** DO THIS **
Can you transcribe every line exactly and leave the pictures behind?
--- START OF STORED DATA ---
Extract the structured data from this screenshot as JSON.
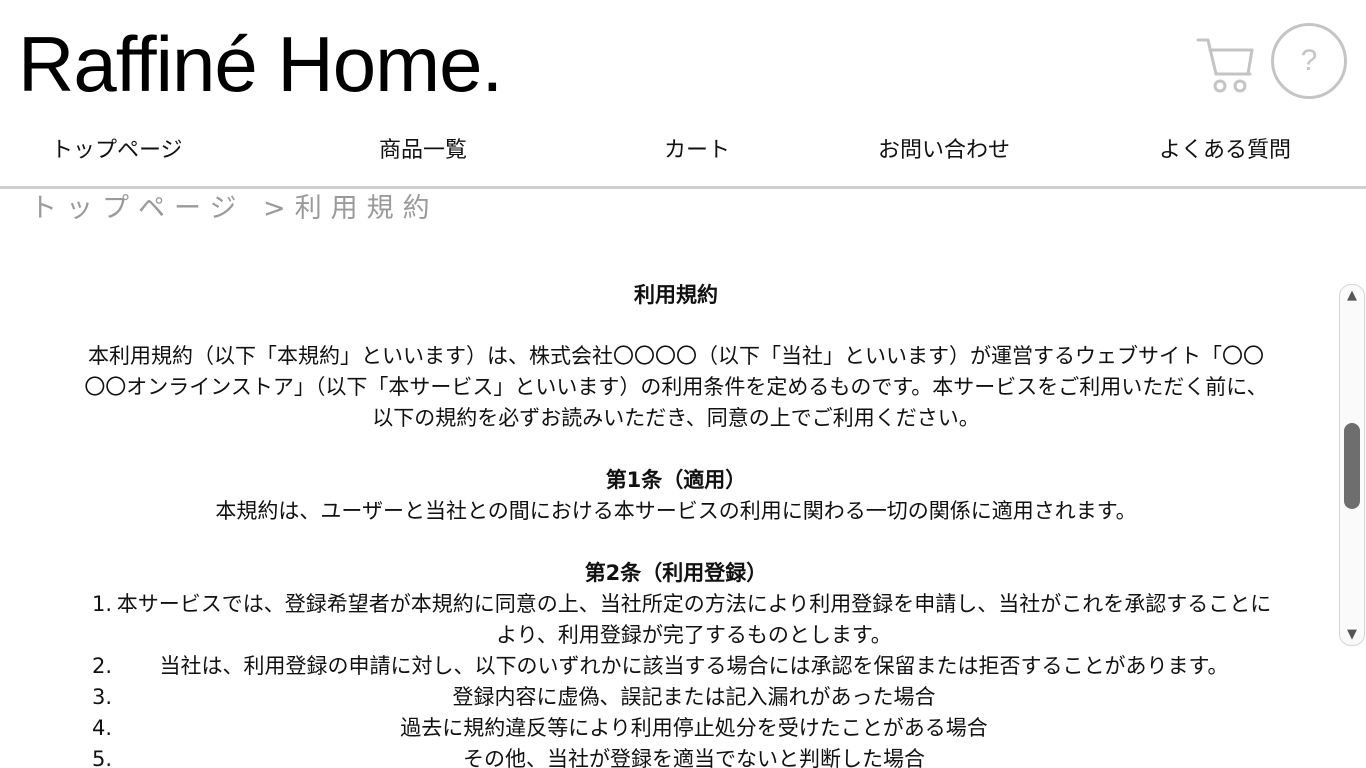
{
  "header": {
    "logo": "Raffiné Home.",
    "cart_icon": "shopping-cart-icon",
    "help_icon": "question-mark-icon",
    "help_label": "?"
  },
  "nav": {
    "items": [
      {
        "label": "トップページ"
      },
      {
        "label": "商品一覧"
      },
      {
        "label": "カート"
      },
      {
        "label": "お問い合わせ"
      },
      {
        "label": "よくある質問"
      }
    ]
  },
  "breadcrumb": {
    "home": "トップページ",
    "separator": " >",
    "current": "利用規約"
  },
  "terms": {
    "title": "利用規約",
    "intro": "本利用規約（以下「本規約」といいます）は、株式会社〇〇〇〇（以下「当社」といいます）が運営するウェブサイト「〇〇〇〇オンラインストア」（以下「本サービス」といいます）の利用条件を定めるものです。本サービスをご利用いただく前に、以下の規約を必ずお読みいただき、同意の上でご利用ください。",
    "article1": {
      "heading": "第1条（適用）",
      "body": "本規約は、ユーザーと当社との間における本サービスの利用に関わる一切の関係に適用されます。"
    },
    "article2": {
      "heading": "第2条（利用登録）",
      "items": [
        {
          "num": "1.",
          "text": "本サービスでは、登録希望者が本規約に同意の上、当社所定の方法により利用登録を申請し、当社がこれを承認することにより、利用登録が完了するものとします。"
        },
        {
          "num": "2.",
          "text": "当社は、利用登録の申請に対し、以下のいずれかに該当する場合には承認を保留または拒否することがあります。"
        },
        {
          "num": "3.",
          "text": "登録内容に虚偽、誤記または記入漏れがあった場合"
        },
        {
          "num": "4.",
          "text": "過去に規約違反等により利用停止処分を受けたことがある場合"
        },
        {
          "num": "5.",
          "text": "その他、当社が登録を適当でないと判断した場合"
        }
      ]
    }
  },
  "scrollbar": {
    "up_arrow": "▲",
    "down_arrow": "▼",
    "position": 0.35
  },
  "colors": {
    "nav_border": "#cfcfcf",
    "breadcrumb": "#9a9a9a",
    "icon_gray": "#c4c4c4"
  }
}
--- END OF STORED DATA ---
** ANSWER TO THIS EXERCISE **
Extract the structured data from this screenshot as JSON.
{
  "header": {
    "logo": "Raffiné Home.",
    "cart_icon": "shopping-cart-icon",
    "help_icon": "question-mark-icon",
    "help_label": "?"
  },
  "nav": {
    "items": [
      {
        "label": "トップページ"
      },
      {
        "label": "商品一覧"
      },
      {
        "label": "カート"
      },
      {
        "label": "お問い合わせ"
      },
      {
        "label": "よくある質問"
      }
    ]
  },
  "breadcrumb": {
    "home": "トップページ",
    "separator": " >",
    "current": "利用規約"
  },
  "terms": {
    "title": "利用規約",
    "intro": "本利用規約（以下「本規約」といいます）は、株式会社〇〇〇〇（以下「当社」といいます）が運営するウェブサイト「〇〇〇〇オンラインストア」（以下「本サービス」といいます）の利用条件を定めるものです。本サービスをご利用いただく前に、以下の規約を必ずお読みいただき、同意の上でご利用ください。",
    "article1": {
      "heading": "第1条（適用）",
      "body": "本規約は、ユーザーと当社との間における本サービスの利用に関わる一切の関係に適用されます。"
    },
    "article2": {
      "heading": "第2条（利用登録）",
      "items": [
        {
          "num": "1.",
          "text": "本サービスでは、登録希望者が本規約に同意の上、当社所定の方法により利用登録を申請し、当社がこれを承認することにより、利用登録が完了するものとします。"
        },
        {
          "num": "2.",
          "text": "当社は、利用登録の申請に対し、以下のいずれかに該当する場合には承認を保留または拒否することがあります。"
        },
        {
          "num": "3.",
          "text": "登録内容に虚偽、誤記または記入漏れがあった場合"
        },
        {
          "num": "4.",
          "text": "過去に規約違反等により利用停止処分を受けたことがある場合"
        },
        {
          "num": "5.",
          "text": "その他、当社が登録を適当でないと判断した場合"
        }
      ]
    }
  },
  "scrollbar": {
    "up_arrow": "▲",
    "down_arrow": "▼",
    "position": 0.35
  },
  "colors": {
    "nav_border": "#cfcfcf",
    "breadcrumb": "#9a9a9a",
    "icon_gray": "#c4c4c4"
  }
}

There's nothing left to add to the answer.